Go through the material and write it all out exactly, minus the pictures.

## Start RECORDS

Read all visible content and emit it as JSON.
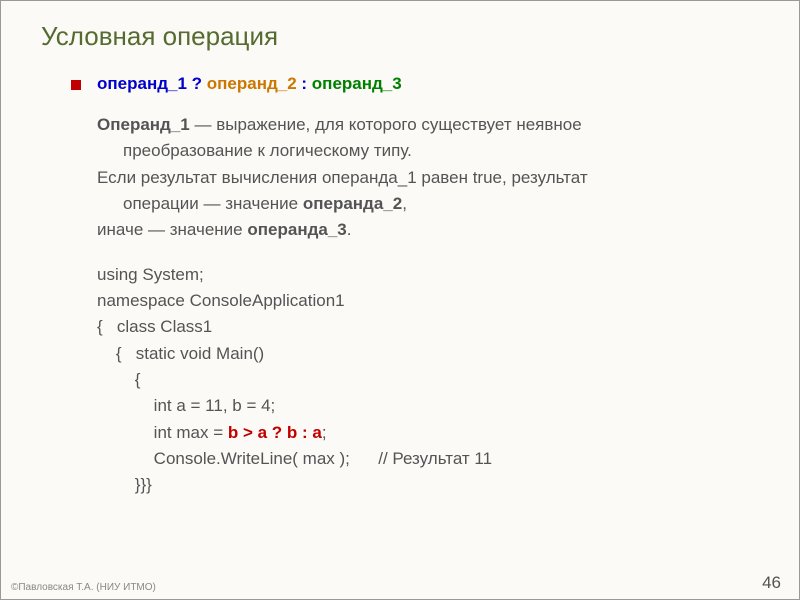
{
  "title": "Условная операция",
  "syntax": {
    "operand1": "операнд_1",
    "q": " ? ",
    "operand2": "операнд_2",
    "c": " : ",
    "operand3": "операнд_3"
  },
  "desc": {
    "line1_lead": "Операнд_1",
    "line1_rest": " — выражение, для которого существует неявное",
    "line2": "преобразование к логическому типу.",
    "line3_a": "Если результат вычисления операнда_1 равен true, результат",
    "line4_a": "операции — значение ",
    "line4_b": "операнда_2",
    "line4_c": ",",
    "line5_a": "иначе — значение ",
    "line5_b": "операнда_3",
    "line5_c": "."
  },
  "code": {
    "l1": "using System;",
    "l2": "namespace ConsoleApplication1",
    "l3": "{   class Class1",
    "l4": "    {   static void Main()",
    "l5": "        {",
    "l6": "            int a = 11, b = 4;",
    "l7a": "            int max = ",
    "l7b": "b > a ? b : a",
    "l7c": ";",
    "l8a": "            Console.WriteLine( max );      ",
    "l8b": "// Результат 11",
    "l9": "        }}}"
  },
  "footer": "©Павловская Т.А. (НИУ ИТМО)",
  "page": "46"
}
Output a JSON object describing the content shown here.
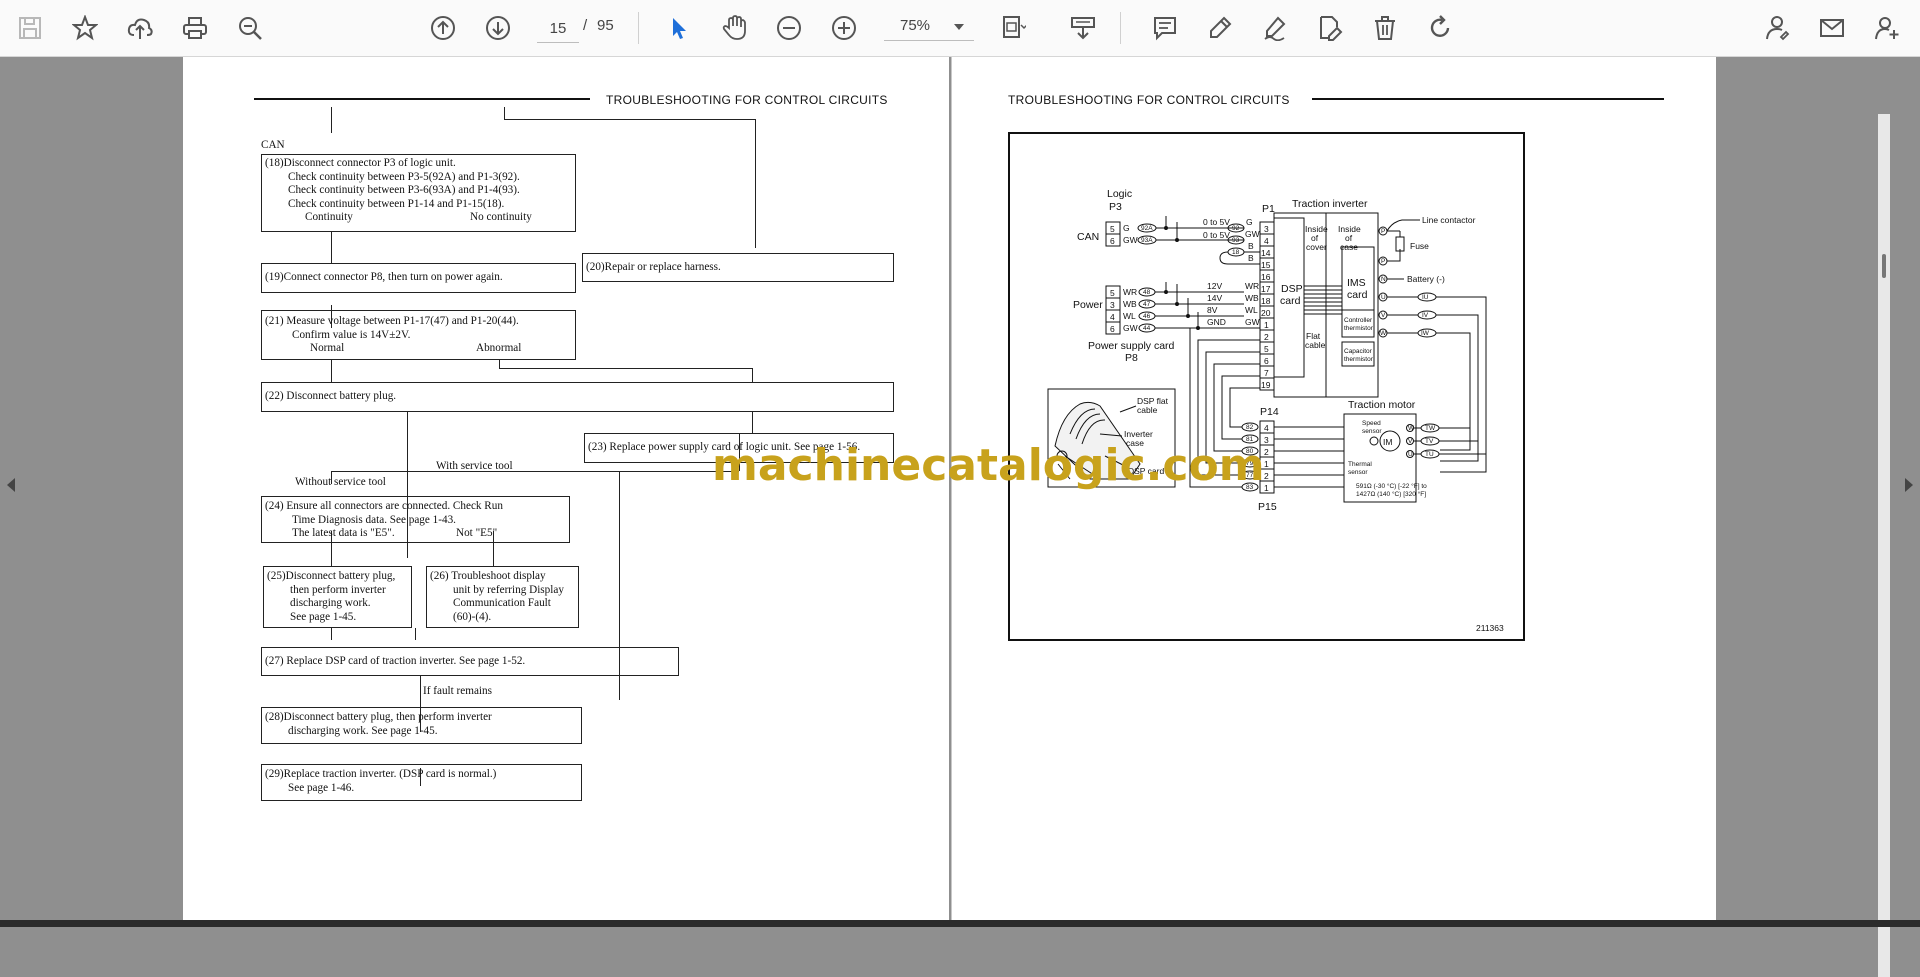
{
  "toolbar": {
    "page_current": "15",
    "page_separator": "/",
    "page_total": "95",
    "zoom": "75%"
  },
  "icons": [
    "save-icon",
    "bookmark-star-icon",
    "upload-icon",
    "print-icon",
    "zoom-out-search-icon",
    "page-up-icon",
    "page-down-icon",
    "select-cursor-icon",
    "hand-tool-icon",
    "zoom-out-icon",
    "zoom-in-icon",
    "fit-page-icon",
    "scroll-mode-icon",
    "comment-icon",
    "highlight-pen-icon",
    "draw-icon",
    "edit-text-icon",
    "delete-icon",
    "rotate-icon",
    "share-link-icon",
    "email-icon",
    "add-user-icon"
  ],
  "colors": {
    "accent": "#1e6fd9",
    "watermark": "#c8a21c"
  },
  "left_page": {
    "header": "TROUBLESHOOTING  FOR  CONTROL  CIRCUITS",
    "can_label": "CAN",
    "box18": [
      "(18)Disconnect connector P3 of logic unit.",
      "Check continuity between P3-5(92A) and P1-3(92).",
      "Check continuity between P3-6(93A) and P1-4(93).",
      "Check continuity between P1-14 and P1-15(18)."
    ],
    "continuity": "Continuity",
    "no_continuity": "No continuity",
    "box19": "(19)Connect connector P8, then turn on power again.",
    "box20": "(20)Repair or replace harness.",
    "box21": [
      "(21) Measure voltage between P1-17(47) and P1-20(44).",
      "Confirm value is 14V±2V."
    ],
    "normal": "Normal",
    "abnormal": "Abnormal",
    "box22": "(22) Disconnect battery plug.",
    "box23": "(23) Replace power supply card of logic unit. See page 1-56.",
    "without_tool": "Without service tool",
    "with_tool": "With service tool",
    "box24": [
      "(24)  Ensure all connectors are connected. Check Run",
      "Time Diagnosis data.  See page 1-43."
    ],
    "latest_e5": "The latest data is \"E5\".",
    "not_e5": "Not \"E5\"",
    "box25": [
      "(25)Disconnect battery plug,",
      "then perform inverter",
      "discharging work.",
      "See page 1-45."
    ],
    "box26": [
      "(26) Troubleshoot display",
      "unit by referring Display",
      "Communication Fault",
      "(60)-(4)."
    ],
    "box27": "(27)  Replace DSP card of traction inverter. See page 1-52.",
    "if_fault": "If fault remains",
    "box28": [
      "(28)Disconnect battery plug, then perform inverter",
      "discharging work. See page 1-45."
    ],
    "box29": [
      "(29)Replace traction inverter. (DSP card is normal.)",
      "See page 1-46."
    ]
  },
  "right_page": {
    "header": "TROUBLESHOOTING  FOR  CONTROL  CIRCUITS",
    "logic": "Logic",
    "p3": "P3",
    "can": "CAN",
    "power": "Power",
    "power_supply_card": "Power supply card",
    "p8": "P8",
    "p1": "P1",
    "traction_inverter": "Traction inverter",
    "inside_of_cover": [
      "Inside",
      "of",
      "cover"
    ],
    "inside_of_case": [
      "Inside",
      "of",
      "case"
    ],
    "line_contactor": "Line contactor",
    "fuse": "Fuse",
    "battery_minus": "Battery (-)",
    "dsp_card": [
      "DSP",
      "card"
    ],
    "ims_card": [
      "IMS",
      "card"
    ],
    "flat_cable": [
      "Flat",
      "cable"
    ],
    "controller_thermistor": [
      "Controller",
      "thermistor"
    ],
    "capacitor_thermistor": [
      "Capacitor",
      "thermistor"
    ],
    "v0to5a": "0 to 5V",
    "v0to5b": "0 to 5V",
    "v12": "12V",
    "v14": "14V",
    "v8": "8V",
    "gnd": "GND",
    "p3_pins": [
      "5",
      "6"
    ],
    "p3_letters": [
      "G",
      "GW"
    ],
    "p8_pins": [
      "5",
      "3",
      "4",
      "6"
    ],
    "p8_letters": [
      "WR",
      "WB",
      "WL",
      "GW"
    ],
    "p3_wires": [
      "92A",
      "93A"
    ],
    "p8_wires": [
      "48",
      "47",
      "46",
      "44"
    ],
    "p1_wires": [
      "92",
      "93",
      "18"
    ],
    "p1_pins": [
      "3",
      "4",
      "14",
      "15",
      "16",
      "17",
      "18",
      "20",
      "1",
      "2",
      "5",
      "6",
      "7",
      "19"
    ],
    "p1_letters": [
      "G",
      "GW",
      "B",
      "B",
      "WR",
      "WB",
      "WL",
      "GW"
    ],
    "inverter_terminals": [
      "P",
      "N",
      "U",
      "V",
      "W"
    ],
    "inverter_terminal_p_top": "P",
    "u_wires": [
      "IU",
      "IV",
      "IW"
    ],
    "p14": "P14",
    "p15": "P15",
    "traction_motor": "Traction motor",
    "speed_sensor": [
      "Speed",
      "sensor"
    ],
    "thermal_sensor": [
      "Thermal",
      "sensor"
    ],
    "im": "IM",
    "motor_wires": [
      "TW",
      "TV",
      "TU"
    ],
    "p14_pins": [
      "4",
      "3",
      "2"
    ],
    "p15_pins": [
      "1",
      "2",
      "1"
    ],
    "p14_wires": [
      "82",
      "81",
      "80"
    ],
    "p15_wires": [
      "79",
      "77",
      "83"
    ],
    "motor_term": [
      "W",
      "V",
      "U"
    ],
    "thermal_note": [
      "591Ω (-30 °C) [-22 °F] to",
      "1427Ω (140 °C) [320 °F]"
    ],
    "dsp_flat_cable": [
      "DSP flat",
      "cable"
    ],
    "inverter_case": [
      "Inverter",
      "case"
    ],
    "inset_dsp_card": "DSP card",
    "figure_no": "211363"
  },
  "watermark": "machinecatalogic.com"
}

## End RECORDS

§ **RESULT OF THIS EXERCISE**:
Read all visible content and emit it as JSON.
{
  "title": "Условная операция",
  "syntax": {
    "operand1": "операнд_1",
    "q": " ? ",
    "operand2": "операнд_2",
    "c": " : ",
    "operand3": "операнд_3"
  },
  "desc": {
    "line1_lead": "Операнд_1",
    "line1_rest": " — выражение, для которого существует неявное",
    "line2": "преобразование к логическому типу.",
    "line3_a": "Если результат вычисления операнда_1 равен true, результат",
    "line4_a": "операции — значение ",
    "line4_b": "операнда_2",
    "line4_c": ",",
    "line5_a": "иначе — значение ",
    "line5_b": "операнда_3",
    "line5_c": "."
  },
  "code": {
    "l1": "using System;",
    "l2": "namespace ConsoleApplication1",
    "l3": "{   class Class1",
    "l4": "    {   static void Main()",
    "l5": "        {",
    "l6": "            int a = 11, b = 4;",
    "l7a": "            int max = ",
    "l7b": "b > a ? b : a",
    "l7c": ";",
    "l8a": "            Console.WriteLine( max );      ",
    "l8b": "// Результат 11",
    "l9": "        }}}"
  },
  "footer": "©Павловская Т.А. (НИУ ИТМО)",
  "page": "46"
}
Output a JSON object describing the content shown here.
{
  "toolbar": {
    "page_current": "15",
    "page_separator": "/",
    "page_total": "95",
    "zoom": "75%"
  },
  "icons": [
    "save-icon",
    "bookmark-star-icon",
    "upload-icon",
    "print-icon",
    "zoom-out-search-icon",
    "page-up-icon",
    "page-down-icon",
    "select-cursor-icon",
    "hand-tool-icon",
    "zoom-out-icon",
    "zoom-in-icon",
    "fit-page-icon",
    "scroll-mode-icon",
    "comment-icon",
    "highlight-pen-icon",
    "draw-icon",
    "edit-text-icon",
    "delete-icon",
    "rotate-icon",
    "share-link-icon",
    "email-icon",
    "add-user-icon"
  ],
  "colors": {
    "accent": "#1e6fd9",
    "watermark": "#c8a21c"
  },
  "left_page": {
    "header": "TROUBLESHOOTING  FOR  CONTROL  CIRCUITS",
    "can_label": "CAN",
    "box18": [
      "(18)Disconnect connector P3 of logic unit.",
      "Check continuity between P3-5(92A) and P1-3(92).",
      "Check continuity between P3-6(93A) and P1-4(93).",
      "Check continuity between P1-14 and P1-15(18)."
    ],
    "continuity": "Continuity",
    "no_continuity": "No continuity",
    "box19": "(19)Connect connector P8, then turn on power again.",
    "box20": "(20)Repair or replace harness.",
    "box21": [
      "(21) Measure voltage between P1-17(47) and P1-20(44).",
      "Confirm value is 14V±2V."
    ],
    "normal": "Normal",
    "abnormal": "Abnormal",
    "box22": "(22) Disconnect battery plug.",
    "box23": "(23) Replace power supply card of logic unit. See page 1-56.",
    "without_tool": "Without service tool",
    "with_tool": "With service tool",
    "box24": [
      "(24)  Ensure all connectors are connected. Check Run",
      "Time Diagnosis data.  See page 1-43."
    ],
    "latest_e5": "The latest data is \"E5\".",
    "not_e5": "Not \"E5\"",
    "box25": [
      "(25)Disconnect battery plug,",
      "then perform inverter",
      "discharging work.",
      "See page 1-45."
    ],
    "box26": [
      "(26) Troubleshoot display",
      "unit by referring Display",
      "Communication Fault",
      "(60)-(4)."
    ],
    "box27": "(27)  Replace DSP card of traction inverter. See page 1-52.",
    "if_fault": "If fault remains",
    "box28": [
      "(28)Disconnect battery plug, then perform inverter",
      "discharging work. See page 1-45."
    ],
    "box29": [
      "(29)Replace traction inverter. (DSP card is normal.)",
      "See page 1-46."
    ]
  },
  "right_page": {
    "header": "TROUBLESHOOTING  FOR  CONTROL  CIRCUITS",
    "logic": "Logic",
    "p3": "P3",
    "can": "CAN",
    "power": "Power",
    "power_supply_card": "Power supply card",
    "p8": "P8",
    "p1": "P1",
    "traction_inverter": "Traction inverter",
    "inside_of_cover": [
      "Inside",
      "of",
      "cover"
    ],
    "inside_of_case": [
      "Inside",
      "of",
      "case"
    ],
    "line_contactor": "Line contactor",
    "fuse": "Fuse",
    "battery_minus": "Battery (-)",
    "dsp_card": [
      "DSP",
      "card"
    ],
    "ims_card": [
      "IMS",
      "card"
    ],
    "flat_cable": [
      "Flat",
      "cable"
    ],
    "controller_thermistor": [
      "Controller",
      "thermistor"
    ],
    "capacitor_thermistor": [
      "Capacitor",
      "thermistor"
    ],
    "v0to5a": "0 to 5V",
    "v0to5b": "0 to 5V",
    "v12": "12V",
    "v14": "14V",
    "v8": "8V",
    "gnd": "GND",
    "p3_pins": [
      "5",
      "6"
    ],
    "p3_letters": [
      "G",
      "GW"
    ],
    "p8_pins": [
      "5",
      "3",
      "4",
      "6"
    ],
    "p8_letters": [
      "WR",
      "WB",
      "WL",
      "GW"
    ],
    "p3_wires": [
      "92A",
      "93A"
    ],
    "p8_wires": [
      "48",
      "47",
      "46",
      "44"
    ],
    "p1_wires": [
      "92",
      "93",
      "18"
    ],
    "p1_pins": [
      "3",
      "4",
      "14",
      "15",
      "16",
      "17",
      "18",
      "20",
      "1",
      "2",
      "5",
      "6",
      "7",
      "19"
    ],
    "p1_letters": [
      "G",
      "GW",
      "B",
      "B",
      "WR",
      "WB",
      "WL",
      "GW"
    ],
    "inverter_terminals": [
      "P",
      "N",
      "U",
      "V",
      "W"
    ],
    "inverter_terminal_p_top": "P",
    "u_wires": [
      "IU",
      "IV",
      "IW"
    ],
    "p14": "P14",
    "p15": "P15",
    "traction_motor": "Traction motor",
    "speed_sensor": [
      "Speed",
      "sensor"
    ],
    "thermal_sensor": [
      "Thermal",
      "sensor"
    ],
    "im": "IM",
    "motor_wires": [
      "TW",
      "TV",
      "TU"
    ],
    "p14_pins": [
      "4",
      "3",
      "2"
    ],
    "p15_pins": [
      "1",
      "2",
      "1"
    ],
    "p14_wires": [
      "82",
      "81",
      "80"
    ],
    "p15_wires": [
      "79",
      "77",
      "83"
    ],
    "motor_term": [
      "W",
      "V",
      "U"
    ],
    "thermal_note": [
      "591Ω (-30 °C) [-22 °F] to",
      "1427Ω (140 °C) [320 °F]"
    ],
    "dsp_flat_cable": [
      "DSP flat",
      "cable"
    ],
    "inverter_case": [
      "Inverter",
      "case"
    ],
    "inset_dsp_card": "DSP card",
    "figure_no": "211363"
  },
  "watermark": "machinecatalogic.com"
}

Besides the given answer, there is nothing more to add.